Here are some records; copy every line that holds the word "content".

Items from a figure collection
++++++++
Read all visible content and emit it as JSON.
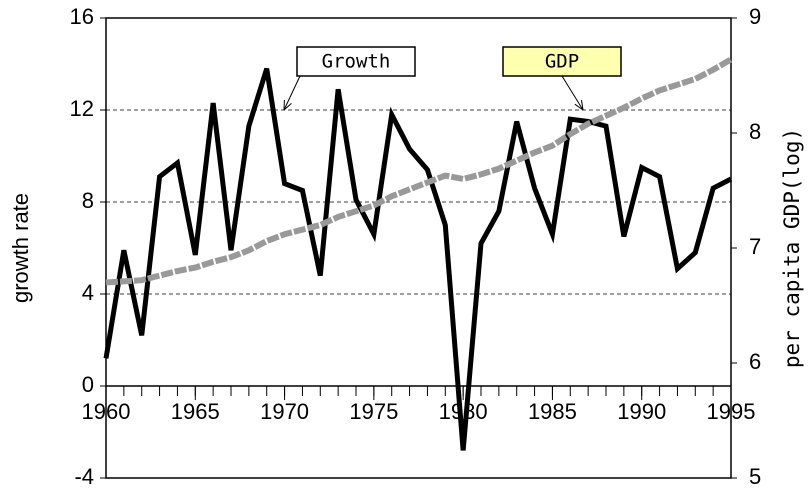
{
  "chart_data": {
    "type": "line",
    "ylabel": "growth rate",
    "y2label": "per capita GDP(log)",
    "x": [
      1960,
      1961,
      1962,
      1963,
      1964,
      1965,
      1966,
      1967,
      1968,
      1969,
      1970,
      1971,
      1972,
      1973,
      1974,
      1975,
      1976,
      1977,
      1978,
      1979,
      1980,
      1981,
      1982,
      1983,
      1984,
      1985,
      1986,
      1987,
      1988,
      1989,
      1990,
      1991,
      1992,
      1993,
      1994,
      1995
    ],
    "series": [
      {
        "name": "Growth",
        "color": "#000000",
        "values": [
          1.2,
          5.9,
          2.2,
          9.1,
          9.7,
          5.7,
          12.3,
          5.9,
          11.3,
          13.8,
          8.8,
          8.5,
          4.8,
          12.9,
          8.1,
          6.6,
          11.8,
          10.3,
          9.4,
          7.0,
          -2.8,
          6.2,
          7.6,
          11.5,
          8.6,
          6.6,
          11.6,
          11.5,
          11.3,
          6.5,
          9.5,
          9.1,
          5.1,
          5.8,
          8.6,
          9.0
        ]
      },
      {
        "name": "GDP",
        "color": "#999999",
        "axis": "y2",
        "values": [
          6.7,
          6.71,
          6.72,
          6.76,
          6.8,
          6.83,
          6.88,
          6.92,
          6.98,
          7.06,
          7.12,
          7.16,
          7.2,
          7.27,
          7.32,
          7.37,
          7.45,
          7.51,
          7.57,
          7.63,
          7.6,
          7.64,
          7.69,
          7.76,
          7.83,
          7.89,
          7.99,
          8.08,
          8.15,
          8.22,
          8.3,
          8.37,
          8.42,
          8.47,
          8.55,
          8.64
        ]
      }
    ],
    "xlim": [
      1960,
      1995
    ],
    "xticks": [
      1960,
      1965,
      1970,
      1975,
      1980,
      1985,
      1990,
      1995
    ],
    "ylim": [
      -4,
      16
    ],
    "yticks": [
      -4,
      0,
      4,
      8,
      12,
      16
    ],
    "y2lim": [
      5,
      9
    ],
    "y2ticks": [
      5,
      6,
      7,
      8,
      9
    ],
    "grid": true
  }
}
++++++++
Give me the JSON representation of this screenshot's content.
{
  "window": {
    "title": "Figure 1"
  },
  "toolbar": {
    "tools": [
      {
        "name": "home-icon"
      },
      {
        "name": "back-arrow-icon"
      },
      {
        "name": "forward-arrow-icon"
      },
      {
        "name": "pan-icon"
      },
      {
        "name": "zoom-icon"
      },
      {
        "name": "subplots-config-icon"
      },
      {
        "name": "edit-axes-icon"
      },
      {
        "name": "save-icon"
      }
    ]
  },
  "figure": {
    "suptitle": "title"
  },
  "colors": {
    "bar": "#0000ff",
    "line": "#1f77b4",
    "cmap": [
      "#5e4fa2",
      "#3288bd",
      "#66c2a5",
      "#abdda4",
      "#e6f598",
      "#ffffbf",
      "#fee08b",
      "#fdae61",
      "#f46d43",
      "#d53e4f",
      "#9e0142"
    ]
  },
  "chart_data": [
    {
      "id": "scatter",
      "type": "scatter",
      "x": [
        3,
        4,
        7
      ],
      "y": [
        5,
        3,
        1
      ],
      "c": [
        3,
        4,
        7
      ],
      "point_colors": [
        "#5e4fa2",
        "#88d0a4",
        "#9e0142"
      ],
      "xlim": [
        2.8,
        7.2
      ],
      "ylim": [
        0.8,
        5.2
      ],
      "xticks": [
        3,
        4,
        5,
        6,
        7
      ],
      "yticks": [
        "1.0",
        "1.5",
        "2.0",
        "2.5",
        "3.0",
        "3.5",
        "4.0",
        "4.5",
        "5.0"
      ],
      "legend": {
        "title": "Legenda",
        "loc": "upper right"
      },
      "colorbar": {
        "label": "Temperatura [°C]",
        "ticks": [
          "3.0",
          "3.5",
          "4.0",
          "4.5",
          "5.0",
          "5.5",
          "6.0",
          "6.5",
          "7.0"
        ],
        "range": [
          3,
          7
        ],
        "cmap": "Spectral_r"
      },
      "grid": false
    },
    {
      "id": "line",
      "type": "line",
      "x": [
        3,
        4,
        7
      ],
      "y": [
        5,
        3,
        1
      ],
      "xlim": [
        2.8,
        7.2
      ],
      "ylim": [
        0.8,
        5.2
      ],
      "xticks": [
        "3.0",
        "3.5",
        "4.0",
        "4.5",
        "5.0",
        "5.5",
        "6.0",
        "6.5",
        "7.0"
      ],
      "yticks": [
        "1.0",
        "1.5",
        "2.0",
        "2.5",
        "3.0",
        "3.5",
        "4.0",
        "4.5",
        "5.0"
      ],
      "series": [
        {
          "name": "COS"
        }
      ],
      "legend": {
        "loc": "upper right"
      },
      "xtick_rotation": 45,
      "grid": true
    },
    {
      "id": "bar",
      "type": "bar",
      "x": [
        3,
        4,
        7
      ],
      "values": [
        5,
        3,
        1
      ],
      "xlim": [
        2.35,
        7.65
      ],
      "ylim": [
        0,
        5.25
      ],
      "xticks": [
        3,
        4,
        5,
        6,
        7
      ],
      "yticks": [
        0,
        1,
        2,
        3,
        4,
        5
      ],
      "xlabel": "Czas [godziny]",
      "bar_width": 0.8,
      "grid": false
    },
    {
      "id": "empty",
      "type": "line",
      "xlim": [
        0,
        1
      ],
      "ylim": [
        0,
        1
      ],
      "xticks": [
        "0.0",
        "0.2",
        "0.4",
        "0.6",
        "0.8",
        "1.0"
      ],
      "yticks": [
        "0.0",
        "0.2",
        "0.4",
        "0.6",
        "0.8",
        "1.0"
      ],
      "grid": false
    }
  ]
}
++++++++
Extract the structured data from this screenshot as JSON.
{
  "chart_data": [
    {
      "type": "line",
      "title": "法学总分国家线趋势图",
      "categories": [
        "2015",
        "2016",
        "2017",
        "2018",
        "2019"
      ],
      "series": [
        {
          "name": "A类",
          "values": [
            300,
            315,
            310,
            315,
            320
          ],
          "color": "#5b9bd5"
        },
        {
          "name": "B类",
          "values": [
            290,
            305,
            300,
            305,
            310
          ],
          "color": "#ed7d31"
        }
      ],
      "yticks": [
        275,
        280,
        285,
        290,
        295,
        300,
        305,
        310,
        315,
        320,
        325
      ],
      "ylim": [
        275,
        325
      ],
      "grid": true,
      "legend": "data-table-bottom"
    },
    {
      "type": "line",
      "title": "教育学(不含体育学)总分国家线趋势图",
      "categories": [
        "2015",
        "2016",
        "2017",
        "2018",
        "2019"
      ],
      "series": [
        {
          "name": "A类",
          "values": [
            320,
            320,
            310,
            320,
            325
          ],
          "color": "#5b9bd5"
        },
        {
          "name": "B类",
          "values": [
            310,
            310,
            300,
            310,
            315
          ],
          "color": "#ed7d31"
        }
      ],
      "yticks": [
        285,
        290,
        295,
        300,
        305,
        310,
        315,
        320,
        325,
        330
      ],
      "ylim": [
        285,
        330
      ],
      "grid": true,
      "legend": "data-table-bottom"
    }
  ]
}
++++++++
- Task answer -
Read all visible content and emit it as JSON.
Give me the JSON representation of this screenshot's content.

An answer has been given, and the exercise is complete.